Data extracted from a collection

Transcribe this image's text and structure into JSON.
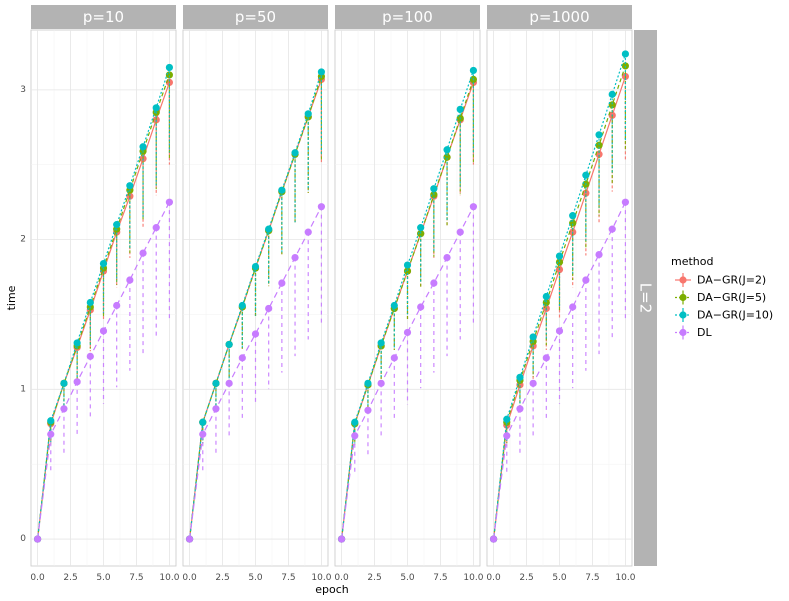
{
  "chart_data": {
    "type": "line",
    "xlabel": "epoch",
    "ylabel": "time",
    "xlim": [
      -0.5,
      10.5
    ],
    "ylim": [
      -0.18,
      3.4
    ],
    "x_ticks": [
      0.0,
      2.5,
      5.0,
      7.5,
      10.0
    ],
    "x_tick_labels": [
      "0.0",
      "2.5",
      "5.0",
      "7.5",
      "10.0"
    ],
    "y_ticks": [
      0,
      1,
      2,
      3
    ],
    "y_tick_labels": [
      "0",
      "1",
      "2",
      "3"
    ],
    "row_strip": "L=2",
    "legend": {
      "title": "method",
      "position": "right",
      "entries": [
        "DA−GR(J=2)",
        "DA−GR(J=5)",
        "DA−GR(J=10)",
        "DL"
      ]
    },
    "colors": {
      "DA−GR(J=2)": "#F8766D",
      "DA−GR(J=5)": "#7CAE00",
      "DA−GR(J=10)": "#00BFC4",
      "DL": "#C77CFF"
    },
    "panels": [
      {
        "strip": "p=10",
        "x": [
          0,
          1,
          2,
          3,
          4,
          5,
          6,
          7,
          8,
          9,
          10
        ],
        "series": [
          {
            "name": "DA−GR(J=2)",
            "values": [
              0,
              0.77,
              1.04,
              1.28,
              1.53,
              1.79,
              2.05,
              2.29,
              2.54,
              2.8,
              3.05
            ]
          },
          {
            "name": "DA−GR(J=5)",
            "values": [
              0,
              0.78,
              1.04,
              1.29,
              1.55,
              1.81,
              2.07,
              2.33,
              2.59,
              2.85,
              3.1
            ]
          },
          {
            "name": "DA−GR(J=10)",
            "values": [
              0,
              0.79,
              1.04,
              1.31,
              1.58,
              1.84,
              2.1,
              2.36,
              2.62,
              2.88,
              3.15
            ]
          },
          {
            "name": "DL",
            "values": [
              0,
              0.7,
              0.87,
              1.05,
              1.22,
              1.39,
              1.56,
              1.73,
              1.91,
              2.08,
              2.25
            ]
          }
        ]
      },
      {
        "strip": "p=50",
        "x": [
          0,
          1,
          2,
          3,
          4,
          5,
          6,
          7,
          8,
          9,
          10
        ],
        "series": [
          {
            "name": "DA−GR(J=2)",
            "values": [
              0,
              0.78,
              1.04,
              1.3,
              1.55,
              1.81,
              2.06,
              2.32,
              2.57,
              2.82,
              3.07
            ]
          },
          {
            "name": "DA−GR(J=5)",
            "values": [
              0,
              0.78,
              1.04,
              1.3,
              1.55,
              1.81,
              2.06,
              2.32,
              2.57,
              2.82,
              3.09
            ]
          },
          {
            "name": "DA−GR(J=10)",
            "values": [
              0,
              0.78,
              1.04,
              1.3,
              1.56,
              1.82,
              2.07,
              2.33,
              2.58,
              2.84,
              3.12
            ]
          },
          {
            "name": "DL",
            "values": [
              0,
              0.7,
              0.87,
              1.04,
              1.21,
              1.37,
              1.54,
              1.71,
              1.88,
              2.05,
              2.22
            ]
          }
        ]
      },
      {
        "strip": "p=100",
        "x": [
          0,
          1,
          2,
          3,
          4,
          5,
          6,
          7,
          8,
          9,
          10
        ],
        "series": [
          {
            "name": "DA−GR(J=2)",
            "values": [
              0,
              0.77,
              1.03,
              1.29,
              1.54,
              1.79,
              2.04,
              2.29,
              2.55,
              2.8,
              3.05
            ]
          },
          {
            "name": "DA−GR(J=5)",
            "values": [
              0,
              0.77,
              1.03,
              1.29,
              1.54,
              1.79,
              2.04,
              2.3,
              2.55,
              2.81,
              3.07
            ]
          },
          {
            "name": "DA−GR(J=10)",
            "values": [
              0,
              0.78,
              1.04,
              1.31,
              1.56,
              1.83,
              2.08,
              2.34,
              2.6,
              2.87,
              3.13
            ]
          },
          {
            "name": "DL",
            "values": [
              0,
              0.69,
              0.86,
              1.04,
              1.21,
              1.38,
              1.55,
              1.71,
              1.88,
              2.05,
              2.22
            ]
          }
        ]
      },
      {
        "strip": "p=1000",
        "x": [
          0,
          1,
          2,
          3,
          4,
          5,
          6,
          7,
          8,
          9,
          10
        ],
        "series": [
          {
            "name": "DA−GR(J=2)",
            "values": [
              0,
              0.76,
              1.03,
              1.29,
              1.54,
              1.8,
              2.05,
              2.31,
              2.57,
              2.83,
              3.09
            ]
          },
          {
            "name": "DA−GR(J=5)",
            "values": [
              0,
              0.78,
              1.06,
              1.32,
              1.58,
              1.85,
              2.11,
              2.37,
              2.63,
              2.9,
              3.16
            ]
          },
          {
            "name": "DA−GR(J=10)",
            "values": [
              0,
              0.8,
              1.08,
              1.35,
              1.62,
              1.89,
              2.16,
              2.43,
              2.7,
              2.97,
              3.24
            ]
          },
          {
            "name": "DL",
            "values": [
              0,
              0.69,
              0.87,
              1.04,
              1.21,
              1.39,
              1.55,
              1.73,
              1.9,
              2.07,
              2.25
            ]
          }
        ]
      }
    ]
  }
}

■ REQUIRED TASK ■
Please write out all the data again word for word, but not the pictures.

■ REPLY ■
Transcribe this image's text and structure into JSON.
{
  "chart_data": {
    "type": "line",
    "xlabel": "epoch",
    "ylabel": "time",
    "xlim": [
      -0.5,
      10.5
    ],
    "ylim": [
      -0.18,
      3.4
    ],
    "x_ticks": [
      0.0,
      2.5,
      5.0,
      7.5,
      10.0
    ],
    "x_tick_labels": [
      "0.0",
      "2.5",
      "5.0",
      "7.5",
      "10.0"
    ],
    "y_ticks": [
      0,
      1,
      2,
      3
    ],
    "y_tick_labels": [
      "0",
      "1",
      "2",
      "3"
    ],
    "row_strip": "L=2",
    "legend": {
      "title": "method",
      "position": "right",
      "entries": [
        "DA−GR(J=2)",
        "DA−GR(J=5)",
        "DA−GR(J=10)",
        "DL"
      ]
    },
    "colors": {
      "DA−GR(J=2)": "#F8766D",
      "DA−GR(J=5)": "#7CAE00",
      "DA−GR(J=10)": "#00BFC4",
      "DL": "#C77CFF"
    },
    "panels": [
      {
        "strip": "p=10",
        "x": [
          0,
          1,
          2,
          3,
          4,
          5,
          6,
          7,
          8,
          9,
          10
        ],
        "series": [
          {
            "name": "DA−GR(J=2)",
            "values": [
              0,
              0.77,
              1.04,
              1.28,
              1.53,
              1.79,
              2.05,
              2.29,
              2.54,
              2.8,
              3.05
            ]
          },
          {
            "name": "DA−GR(J=5)",
            "values": [
              0,
              0.78,
              1.04,
              1.29,
              1.55,
              1.81,
              2.07,
              2.33,
              2.59,
              2.85,
              3.1
            ]
          },
          {
            "name": "DA−GR(J=10)",
            "values": [
              0,
              0.79,
              1.04,
              1.31,
              1.58,
              1.84,
              2.1,
              2.36,
              2.62,
              2.88,
              3.15
            ]
          },
          {
            "name": "DL",
            "values": [
              0,
              0.7,
              0.87,
              1.05,
              1.22,
              1.39,
              1.56,
              1.73,
              1.91,
              2.08,
              2.25
            ]
          }
        ]
      },
      {
        "strip": "p=50",
        "x": [
          0,
          1,
          2,
          3,
          4,
          5,
          6,
          7,
          8,
          9,
          10
        ],
        "series": [
          {
            "name": "DA−GR(J=2)",
            "values": [
              0,
              0.78,
              1.04,
              1.3,
              1.55,
              1.81,
              2.06,
              2.32,
              2.57,
              2.82,
              3.07
            ]
          },
          {
            "name": "DA−GR(J=5)",
            "values": [
              0,
              0.78,
              1.04,
              1.3,
              1.55,
              1.81,
              2.06,
              2.32,
              2.57,
              2.82,
              3.09
            ]
          },
          {
            "name": "DA−GR(J=10)",
            "values": [
              0,
              0.78,
              1.04,
              1.3,
              1.56,
              1.82,
              2.07,
              2.33,
              2.58,
              2.84,
              3.12
            ]
          },
          {
            "name": "DL",
            "values": [
              0,
              0.7,
              0.87,
              1.04,
              1.21,
              1.37,
              1.54,
              1.71,
              1.88,
              2.05,
              2.22
            ]
          }
        ]
      },
      {
        "strip": "p=100",
        "x": [
          0,
          1,
          2,
          3,
          4,
          5,
          6,
          7,
          8,
          9,
          10
        ],
        "series": [
          {
            "name": "DA−GR(J=2)",
            "values": [
              0,
              0.77,
              1.03,
              1.29,
              1.54,
              1.79,
              2.04,
              2.29,
              2.55,
              2.8,
              3.05
            ]
          },
          {
            "name": "DA−GR(J=5)",
            "values": [
              0,
              0.77,
              1.03,
              1.29,
              1.54,
              1.79,
              2.04,
              2.3,
              2.55,
              2.81,
              3.07
            ]
          },
          {
            "name": "DA−GR(J=10)",
            "values": [
              0,
              0.78,
              1.04,
              1.31,
              1.56,
              1.83,
              2.08,
              2.34,
              2.6,
              2.87,
              3.13
            ]
          },
          {
            "name": "DL",
            "values": [
              0,
              0.69,
              0.86,
              1.04,
              1.21,
              1.38,
              1.55,
              1.71,
              1.88,
              2.05,
              2.22
            ]
          }
        ]
      },
      {
        "strip": "p=1000",
        "x": [
          0,
          1,
          2,
          3,
          4,
          5,
          6,
          7,
          8,
          9,
          10
        ],
        "series": [
          {
            "name": "DA−GR(J=2)",
            "values": [
              0,
              0.76,
              1.03,
              1.29,
              1.54,
              1.8,
              2.05,
              2.31,
              2.57,
              2.83,
              3.09
            ]
          },
          {
            "name": "DA−GR(J=5)",
            "values": [
              0,
              0.78,
              1.06,
              1.32,
              1.58,
              1.85,
              2.11,
              2.37,
              2.63,
              2.9,
              3.16
            ]
          },
          {
            "name": "DA−GR(J=10)",
            "values": [
              0,
              0.8,
              1.08,
              1.35,
              1.62,
              1.89,
              2.16,
              2.43,
              2.7,
              2.97,
              3.24
            ]
          },
          {
            "name": "DL",
            "values": [
              0,
              0.69,
              0.87,
              1.04,
              1.21,
              1.39,
              1.55,
              1.73,
              1.9,
              2.07,
              2.25
            ]
          }
        ]
      }
    ]
  }
}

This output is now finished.